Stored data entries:
*****

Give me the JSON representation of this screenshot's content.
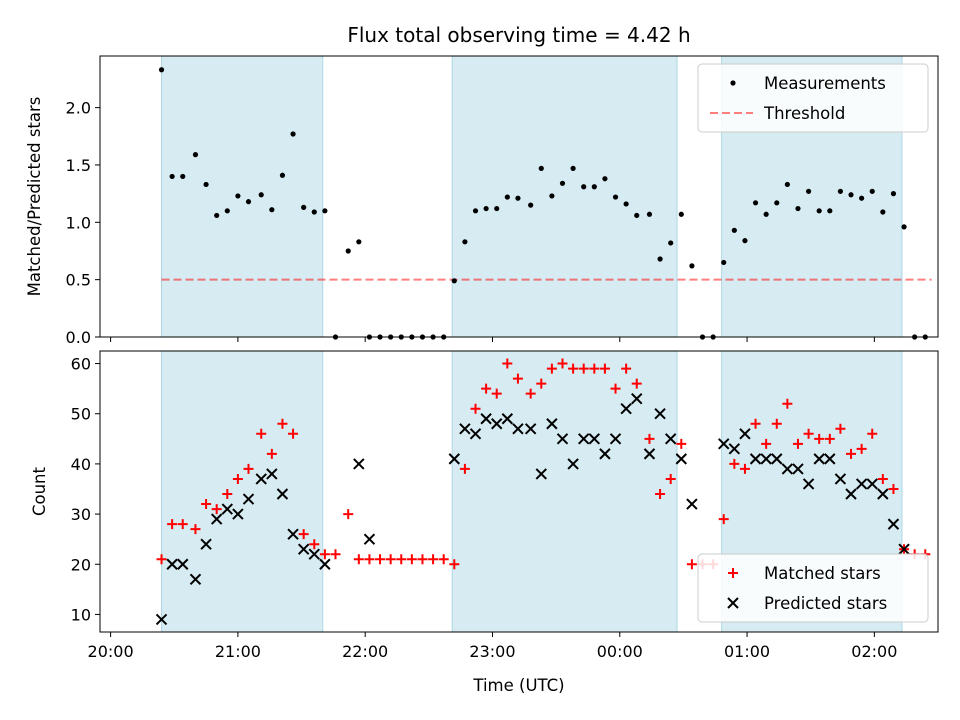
{
  "chart_data": {
    "title": "Flux total observing time = 4.42 h",
    "xlabel": "Time (UTC)",
    "x_ticks": [
      "20:00",
      "21:00",
      "22:00",
      "23:00",
      "00:00",
      "01:00",
      "02:00"
    ],
    "shaded_spans": [
      [
        "20:24",
        "21:40"
      ],
      [
        "22:41",
        "00:27"
      ],
      [
        "00:48",
        "02:13"
      ]
    ],
    "colors": {
      "shade": "#add8e6",
      "measurement": "#000000",
      "threshold": "#ff0000",
      "matched": "#ff0000",
      "predicted": "#000000"
    },
    "panels": [
      {
        "type": "scatter",
        "ylabel": "Matched/Predicted stars",
        "ylim": [
          0,
          2.45
        ],
        "y_ticks": [
          "0.0",
          "0.5",
          "1.0",
          "1.5",
          "2.0"
        ],
        "legend_position": "top-right",
        "threshold": {
          "name": "Threshold",
          "value": 0.5,
          "x_range": [
            "20:24",
            "02:27"
          ]
        },
        "series": [
          {
            "name": "Measurements",
            "x": [
              "20:24",
              "20:29",
              "20:34",
              "20:40",
              "20:45",
              "20:50",
              "20:55",
              "21:00",
              "21:05",
              "21:11",
              "21:16",
              "21:21",
              "21:26",
              "21:31",
              "21:36",
              "21:41",
              "21:46",
              "21:52",
              "21:57",
              "22:02",
              "22:07",
              "22:12",
              "22:17",
              "22:22",
              "22:27",
              "22:32",
              "22:37",
              "22:42",
              "22:47",
              "22:52",
              "22:57",
              "23:02",
              "23:07",
              "23:12",
              "23:18",
              "23:23",
              "23:28",
              "23:33",
              "23:38",
              "23:43",
              "23:48",
              "23:53",
              "23:58",
              "00:03",
              "00:08",
              "00:14",
              "00:19",
              "00:24",
              "00:29",
              "00:34",
              "00:39",
              "00:44",
              "00:49",
              "00:54",
              "00:59",
              "01:04",
              "01:09",
              "01:14",
              "01:19",
              "01:24",
              "01:29",
              "01:34",
              "01:39",
              "01:44",
              "01:49",
              "01:54",
              "01:59",
              "02:04",
              "02:09",
              "02:14",
              "02:19",
              "02:24"
            ],
            "y": [
              2.33,
              1.4,
              1.4,
              1.59,
              1.33,
              1.06,
              1.1,
              1.23,
              1.18,
              1.24,
              1.11,
              1.41,
              1.77,
              1.13,
              1.09,
              1.1,
              0,
              0.75,
              0.83,
              0,
              0,
              0,
              0,
              0,
              0,
              0,
              0,
              0.49,
              0.83,
              1.1,
              1.12,
              1.12,
              1.22,
              1.21,
              1.15,
              1.47,
              1.23,
              1.34,
              1.47,
              1.31,
              1.31,
              1.38,
              1.22,
              1.16,
              1.06,
              1.07,
              0.68,
              0.82,
              1.07,
              0.62,
              0,
              0,
              0.65,
              0.93,
              0.84,
              1.17,
              1.07,
              1.17,
              1.33,
              1.12,
              1.27,
              1.1,
              1.1,
              1.27,
              1.24,
              1.21,
              1.27,
              1.09,
              1.25,
              0.96,
              0,
              0
            ]
          }
        ]
      },
      {
        "type": "scatter",
        "ylabel": "Count",
        "ylim": [
          6.5,
          62.5
        ],
        "y_ticks": [
          "10",
          "20",
          "30",
          "40",
          "50",
          "60"
        ],
        "legend_position": "lower-right",
        "series": [
          {
            "name": "Matched stars",
            "marker": "+",
            "x": [
              "20:24",
              "20:29",
              "20:34",
              "20:40",
              "20:45",
              "20:50",
              "20:55",
              "21:00",
              "21:05",
              "21:11",
              "21:16",
              "21:21",
              "21:26",
              "21:31",
              "21:36",
              "21:41",
              "21:46",
              "21:52",
              "21:57",
              "22:02",
              "22:07",
              "22:12",
              "22:17",
              "22:22",
              "22:27",
              "22:32",
              "22:37",
              "22:42",
              "22:47",
              "22:52",
              "22:57",
              "23:02",
              "23:07",
              "23:12",
              "23:18",
              "23:23",
              "23:28",
              "23:33",
              "23:38",
              "23:43",
              "23:48",
              "23:53",
              "23:58",
              "00:03",
              "00:08",
              "00:14",
              "00:19",
              "00:24",
              "00:29",
              "00:34",
              "00:39",
              "00:44",
              "00:49",
              "00:54",
              "00:59",
              "01:04",
              "01:09",
              "01:14",
              "01:19",
              "01:24",
              "01:29",
              "01:34",
              "01:39",
              "01:44",
              "01:49",
              "01:54",
              "01:59",
              "02:04",
              "02:09",
              "02:14",
              "02:19",
              "02:24"
            ],
            "y": [
              21,
              28,
              28,
              27,
              32,
              31,
              34,
              37,
              39,
              46,
              42,
              48,
              46,
              26,
              24,
              22,
              22,
              30,
              21,
              21,
              21,
              21,
              21,
              21,
              21,
              21,
              21,
              20,
              39,
              51,
              55,
              54,
              60,
              57,
              54,
              56,
              59,
              60,
              59,
              59,
              59,
              59,
              55,
              59,
              56,
              45,
              34,
              37,
              44,
              20,
              20,
              20,
              29,
              40,
              39,
              48,
              44,
              48,
              52,
              44,
              46,
              45,
              45,
              47,
              42,
              43,
              46,
              37,
              35,
              23,
              22,
              22
            ]
          },
          {
            "name": "Predicted stars",
            "marker": "x",
            "x": [
              "20:24",
              "20:29",
              "20:34",
              "20:40",
              "20:45",
              "20:50",
              "20:55",
              "21:00",
              "21:05",
              "21:11",
              "21:16",
              "21:21",
              "21:26",
              "21:31",
              "21:36",
              "21:41",
              "21:57",
              "22:02",
              "22:42",
              "22:47",
              "22:52",
              "22:57",
              "23:02",
              "23:07",
              "23:12",
              "23:18",
              "23:23",
              "23:28",
              "23:33",
              "23:38",
              "23:43",
              "23:48",
              "23:53",
              "23:58",
              "00:03",
              "00:08",
              "00:14",
              "00:19",
              "00:24",
              "00:29",
              "00:34",
              "00:49",
              "00:54",
              "00:59",
              "01:04",
              "01:09",
              "01:14",
              "01:19",
              "01:24",
              "01:29",
              "01:34",
              "01:39",
              "01:44",
              "01:49",
              "01:54",
              "01:59",
              "02:04",
              "02:09",
              "02:14"
            ],
            "y": [
              9,
              20,
              20,
              17,
              24,
              29,
              31,
              30,
              33,
              37,
              38,
              34,
              26,
              23,
              22,
              20,
              40,
              25,
              41,
              47,
              46,
              49,
              48,
              49,
              47,
              47,
              38,
              48,
              45,
              40,
              45,
              45,
              42,
              45,
              51,
              53,
              42,
              50,
              45,
              41,
              32,
              44,
              43,
              46,
              41,
              41,
              41,
              39,
              39,
              36,
              41,
              41,
              37,
              34,
              36,
              36,
              34,
              28,
              23
            ]
          }
        ]
      }
    ]
  }
}
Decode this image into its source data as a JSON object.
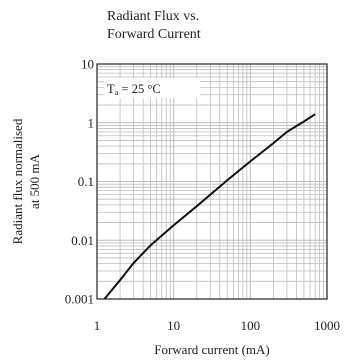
{
  "chart_data": {
    "type": "line",
    "title": [
      "Radiant Flux vs.",
      "Forward Current"
    ],
    "xlabel": "Forward current (mA)",
    "ylabel": [
      "Radiant flux normalised",
      "at 500 mA"
    ],
    "x_scale": "log",
    "y_scale": "log",
    "xlim": [
      1,
      1000
    ],
    "ylim": [
      0.001,
      10
    ],
    "x_ticks": [
      1,
      10,
      100,
      1000
    ],
    "x_tick_labels": [
      "1",
      "10",
      "100",
      "1000"
    ],
    "y_ticks": [
      0.001,
      0.01,
      0.1,
      1,
      10
    ],
    "y_tick_labels": [
      "0.001",
      "0.01",
      "0.1",
      "1",
      "10"
    ],
    "grid": true,
    "annotation": {
      "main": "T",
      "sub": "a",
      "rest": " = 25 °C"
    },
    "series": [
      {
        "x": [
          1.25,
          2,
          3,
          5,
          10,
          20,
          50,
          100,
          200,
          300,
          500,
          700
        ],
        "y": [
          0.001,
          0.0021,
          0.0041,
          0.0082,
          0.018,
          0.038,
          0.105,
          0.22,
          0.45,
          0.7,
          1.05,
          1.4
        ]
      }
    ],
    "colors": {
      "line": "#111111",
      "grid": "#bdbdbd",
      "frame": "#222222",
      "text": "#222222"
    }
  }
}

*****

Prompt:
Pull out all lines containing the word "stars" from the entries above.

Exercise result:
        "ylabel": "Matched/Predicted stars",
            "name": "Matched stars",
            "name": "Predicted stars",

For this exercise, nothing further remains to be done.